Write out all the entries word for word and omit any pictures.
start Material to process
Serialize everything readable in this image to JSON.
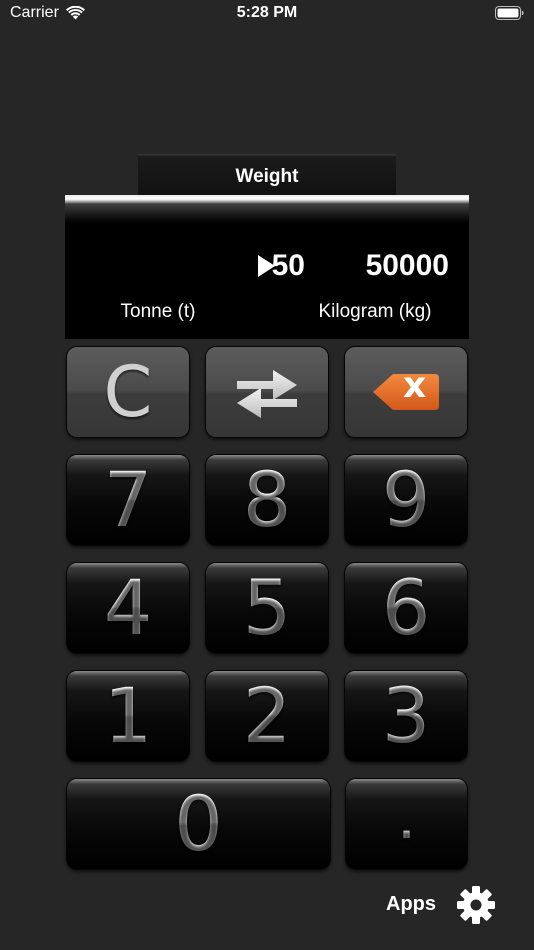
{
  "status_bar": {
    "carrier": "Carrier",
    "time": "5:28 PM",
    "icons": [
      "wifi-icon",
      "battery-icon"
    ]
  },
  "converter": {
    "category": "Weight",
    "from_value": "50",
    "to_value": "50000",
    "from_unit": "Tonne (t)",
    "to_unit": "Kilogram (kg)",
    "direction_icon": "arrow-right-icon"
  },
  "keypad": {
    "clear": "C",
    "swap_icon": "swap-arrows-icon",
    "backspace_icon": "backspace-icon",
    "backspace_glyph": "x",
    "digits": {
      "seven": "7",
      "eight": "8",
      "nine": "9",
      "four": "4",
      "five": "5",
      "six": "6",
      "one": "1",
      "two": "2",
      "three": "3",
      "zero": "0"
    },
    "decimal": "."
  },
  "footer": {
    "apps_label": "Apps",
    "settings_icon": "gear-icon"
  },
  "colors": {
    "background": "#262626",
    "display": "#000000",
    "backspace_accent": "#e8702a"
  }
}
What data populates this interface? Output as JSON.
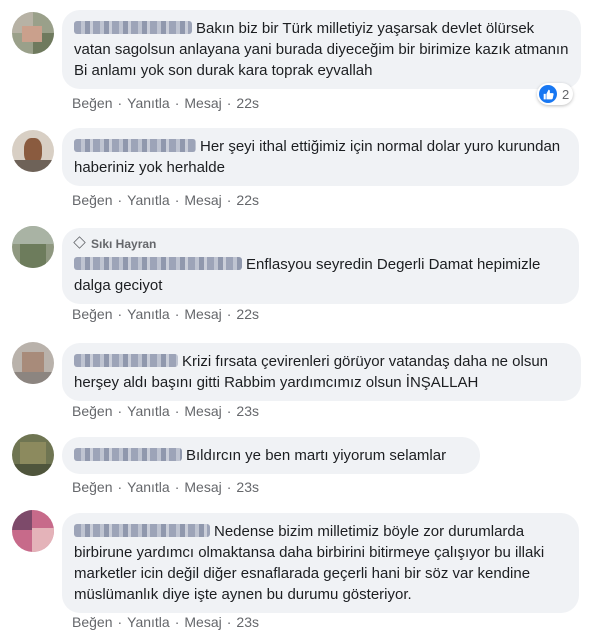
{
  "comments": [
    {
      "badge": "",
      "text": "Bakın biz bir Türk milletiyiz yaşarsak devlet ölürsek vatan sagolsun anlayana yani burada diyeceğim bir birimize kazık atmanın Bi anlamı yok son durak kara toprak eyvallah",
      "like": "Beğen",
      "reply": "Yanıtla",
      "message": "Mesaj",
      "time": "22s",
      "reactions": "2"
    },
    {
      "badge": "",
      "text": "Her şeyi ithal ettiğimiz için normal dolar yuro kurundan haberiniz yok herhalde",
      "like": "Beğen",
      "reply": "Yanıtla",
      "message": "Mesaj",
      "time": "22s"
    },
    {
      "badge": "Sıkı Hayran",
      "text": "Enflasyou seyredin Degerli Damat hepimizle dalga geciyot",
      "like": "Beğen",
      "reply": "Yanıtla",
      "message": "Mesaj",
      "time": "22s"
    },
    {
      "badge": "",
      "text": "Krizi fırsata çevirenleri görüyor vatandaş daha ne olsun herşey aldı başını gitti Rabbim yardımcımız olsun İNŞALLAH",
      "like": "Beğen",
      "reply": "Yanıtla",
      "message": "Mesaj",
      "time": "23s"
    },
    {
      "badge": "",
      "text": "Bıldırcın ye ben martı yiyorum selamlar",
      "like": "Beğen",
      "reply": "Yanıtla",
      "message": "Mesaj",
      "time": "23s"
    },
    {
      "badge": "",
      "text": "Nedense bizim milletimiz böyle zor durumlarda birbirune yardımcı olmaktansa daha birbirini bitirmeye çalışıyor bu illaki marketler icin değil diğer esnaflarada geçerli hani bir söz var kendine müslümanlık diye işte aynen bu durumu gösteriyor.",
      "like": "Beğen",
      "reply": "Yanıtla",
      "message": "Mesaj",
      "time": "23s"
    }
  ],
  "icons": {
    "like": "thumbs-up-icon",
    "badge": "diamond-icon"
  },
  "colors": {
    "bubble": "#f0f2f5",
    "like_blue": "#1877f2",
    "meta_gray": "#65676b"
  }
}
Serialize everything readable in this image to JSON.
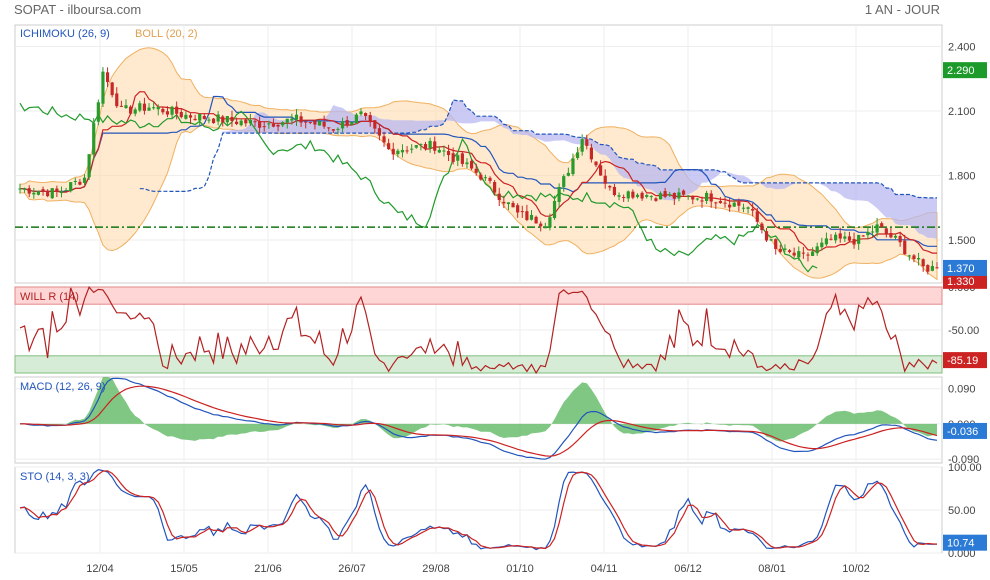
{
  "header": {
    "left_title": "SOPAT - ilboursa.com",
    "right_title": "1 AN - JOUR"
  },
  "colors": {
    "accent_green": "#1f9a2b",
    "accent_blue": "#2255bb",
    "accent_red": "#cc2222",
    "cloud": "#b8b8f0",
    "band": "#ffd9a8",
    "hist": "#4caf50"
  },
  "chart_data": [
    {
      "type": "candlestick",
      "panel": "price",
      "labels": {
        "ichimoku": "ICHIMOKU (26, 9)",
        "boll": "BOLL (20, 2)"
      },
      "x_ticks": [
        "12/04",
        "15/05",
        "21/06",
        "26/07",
        "29/08",
        "01/10",
        "04/11",
        "06/12",
        "08/01",
        "10/02"
      ],
      "y_ticks": [
        "2.400",
        "2.100",
        "1.800",
        "1.500"
      ],
      "ylim": [
        1.3,
        2.5
      ],
      "badges": {
        "high": "2.290",
        "last": "1.370",
        "partial": "1.330"
      },
      "reference_line": 1.56,
      "close_keypoints": [
        [
          0,
          1.74
        ],
        [
          8,
          1.72
        ],
        [
          14,
          1.79
        ],
        [
          18,
          2.28
        ],
        [
          22,
          2.1
        ],
        [
          28,
          2.12
        ],
        [
          36,
          2.08
        ],
        [
          44,
          2.06
        ],
        [
          52,
          2.04
        ],
        [
          60,
          2.06
        ],
        [
          68,
          2.02
        ],
        [
          74,
          2.08
        ],
        [
          80,
          1.92
        ],
        [
          90,
          1.94
        ],
        [
          100,
          1.8
        ],
        [
          108,
          1.62
        ],
        [
          114,
          1.58
        ],
        [
          122,
          1.98
        ],
        [
          128,
          1.73
        ],
        [
          136,
          1.71
        ],
        [
          142,
          1.7
        ],
        [
          150,
          1.7
        ],
        [
          158,
          1.65
        ],
        [
          164,
          1.45
        ],
        [
          170,
          1.42
        ],
        [
          176,
          1.5
        ],
        [
          182,
          1.5
        ],
        [
          186,
          1.56
        ],
        [
          190,
          1.5
        ],
        [
          196,
          1.37
        ]
      ]
    },
    {
      "type": "line",
      "panel": "willr",
      "label": "WILL R (14)",
      "y_ticks": [
        "0.000",
        "-50.00"
      ],
      "ylim": [
        -100,
        0
      ],
      "overbought": -20,
      "oversold": -80,
      "last_value": "-85.19"
    },
    {
      "type": "line",
      "panel": "macd",
      "label": "MACD (12, 26, 9)",
      "y_ticks": [
        "0.090",
        "0.000",
        "-0.090"
      ],
      "ylim": [
        -0.1,
        0.12
      ],
      "last_value": "-0.036"
    },
    {
      "type": "line",
      "panel": "sto",
      "label": "STO (14, 3, 3)",
      "y_ticks": [
        "100.00",
        "50.00",
        "0.000"
      ],
      "ylim": [
        0,
        100
      ],
      "last_value": "10.74"
    }
  ]
}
end Material to process
▶ The response
Serialize everything readable in this image to JSON.
{
  "status_bar": {
    "carrier": "Carrier",
    "time": "5:28 PM",
    "icons": [
      "wifi-icon",
      "battery-icon"
    ]
  },
  "converter": {
    "category": "Weight",
    "from_value": "50",
    "to_value": "50000",
    "from_unit": "Tonne (t)",
    "to_unit": "Kilogram (kg)",
    "direction_icon": "arrow-right-icon"
  },
  "keypad": {
    "clear": "C",
    "swap_icon": "swap-arrows-icon",
    "backspace_icon": "backspace-icon",
    "backspace_glyph": "x",
    "digits": {
      "seven": "7",
      "eight": "8",
      "nine": "9",
      "four": "4",
      "five": "5",
      "six": "6",
      "one": "1",
      "two": "2",
      "three": "3",
      "zero": "0"
    },
    "decimal": "."
  },
  "footer": {
    "apps_label": "Apps",
    "settings_icon": "gear-icon"
  },
  "colors": {
    "background": "#262626",
    "display": "#000000",
    "backspace_accent": "#e8702a"
  }
}
What data populates this interface? Output as JSON.
{
  "comments": [
    {
      "badge": "",
      "text": "Bakın biz bir Türk milletiyiz yaşarsak devlet ölürsek vatan sagolsun anlayana yani burada diyeceğim bir birimize kazık atmanın Bi anlamı yok son durak kara toprak eyvallah",
      "like": "Beğen",
      "reply": "Yanıtla",
      "message": "Mesaj",
      "time": "22s",
      "reactions": "2"
    },
    {
      "badge": "",
      "text": "Her şeyi ithal ettiğimiz için normal dolar yuro kurundan haberiniz yok herhalde",
      "like": "Beğen",
      "reply": "Yanıtla",
      "message": "Mesaj",
      "time": "22s"
    },
    {
      "badge": "Sıkı Hayran",
      "text": "Enflasyou seyredin Degerli Damat hepimizle dalga geciyot",
      "like": "Beğen",
      "reply": "Yanıtla",
      "message": "Mesaj",
      "time": "22s"
    },
    {
      "badge": "",
      "text": "Krizi fırsata çevirenleri görüyor vatandaş daha ne olsun herşey aldı başını gitti Rabbim yardımcımız olsun İNŞALLAH",
      "like": "Beğen",
      "reply": "Yanıtla",
      "message": "Mesaj",
      "time": "23s"
    },
    {
      "badge": "",
      "text": "Bıldırcın ye ben martı yiyorum selamlar",
      "like": "Beğen",
      "reply": "Yanıtla",
      "message": "Mesaj",
      "time": "23s"
    },
    {
      "badge": "",
      "text": "Nedense bizim milletimiz böyle zor durumlarda birbirune yardımcı olmaktansa daha birbirini bitirmeye çalışıyor bu illaki marketler icin değil diğer esnaflarada geçerli hani bir söz var kendine müslümanlık diye işte aynen bu durumu gösteriyor.",
      "like": "Beğen",
      "reply": "Yanıtla",
      "message": "Mesaj",
      "time": "23s"
    }
  ],
  "icons": {
    "like": "thumbs-up-icon",
    "badge": "diamond-icon"
  },
  "colors": {
    "bubble": "#f0f2f5",
    "like_blue": "#1877f2",
    "meta_gray": "#65676b"
  }
}
Serialize everything readable in this image to JSON.
{
  "header": {
    "left_title": "SOPAT - ilboursa.com",
    "right_title": "1 AN - JOUR"
  },
  "colors": {
    "accent_green": "#1f9a2b",
    "accent_blue": "#2255bb",
    "accent_red": "#cc2222",
    "cloud": "#b8b8f0",
    "band": "#ffd9a8",
    "hist": "#4caf50"
  },
  "chart_data": [
    {
      "type": "candlestick",
      "panel": "price",
      "labels": {
        "ichimoku": "ICHIMOKU (26, 9)",
        "boll": "BOLL (20, 2)"
      },
      "x_ticks": [
        "12/04",
        "15/05",
        "21/06",
        "26/07",
        "29/08",
        "01/10",
        "04/11",
        "06/12",
        "08/01",
        "10/02"
      ],
      "y_ticks": [
        "2.400",
        "2.100",
        "1.800",
        "1.500"
      ],
      "ylim": [
        1.3,
        2.5
      ],
      "badges": {
        "high": "2.290",
        "last": "1.370",
        "partial": "1.330"
      },
      "reference_line": 1.56,
      "close_keypoints": [
        [
          0,
          1.74
        ],
        [
          8,
          1.72
        ],
        [
          14,
          1.79
        ],
        [
          18,
          2.28
        ],
        [
          22,
          2.1
        ],
        [
          28,
          2.12
        ],
        [
          36,
          2.08
        ],
        [
          44,
          2.06
        ],
        [
          52,
          2.04
        ],
        [
          60,
          2.06
        ],
        [
          68,
          2.02
        ],
        [
          74,
          2.08
        ],
        [
          80,
          1.92
        ],
        [
          90,
          1.94
        ],
        [
          100,
          1.8
        ],
        [
          108,
          1.62
        ],
        [
          114,
          1.58
        ],
        [
          122,
          1.98
        ],
        [
          128,
          1.73
        ],
        [
          136,
          1.71
        ],
        [
          142,
          1.7
        ],
        [
          150,
          1.7
        ],
        [
          158,
          1.65
        ],
        [
          164,
          1.45
        ],
        [
          170,
          1.42
        ],
        [
          176,
          1.5
        ],
        [
          182,
          1.5
        ],
        [
          186,
          1.56
        ],
        [
          190,
          1.5
        ],
        [
          196,
          1.37
        ]
      ]
    },
    {
      "type": "line",
      "panel": "willr",
      "label": "WILL R (14)",
      "y_ticks": [
        "0.000",
        "-50.00"
      ],
      "ylim": [
        -100,
        0
      ],
      "overbought": -20,
      "oversold": -80,
      "last_value": "-85.19"
    },
    {
      "type": "line",
      "panel": "macd",
      "label": "MACD (12, 26, 9)",
      "y_ticks": [
        "0.090",
        "0.000",
        "-0.090"
      ],
      "ylim": [
        -0.1,
        0.12
      ],
      "last_value": "-0.036"
    },
    {
      "type": "line",
      "panel": "sto",
      "label": "STO (14, 3, 3)",
      "y_ticks": [
        "100.00",
        "50.00",
        "0.000"
      ],
      "ylim": [
        0,
        100
      ],
      "last_value": "10.74"
    }
  ]
}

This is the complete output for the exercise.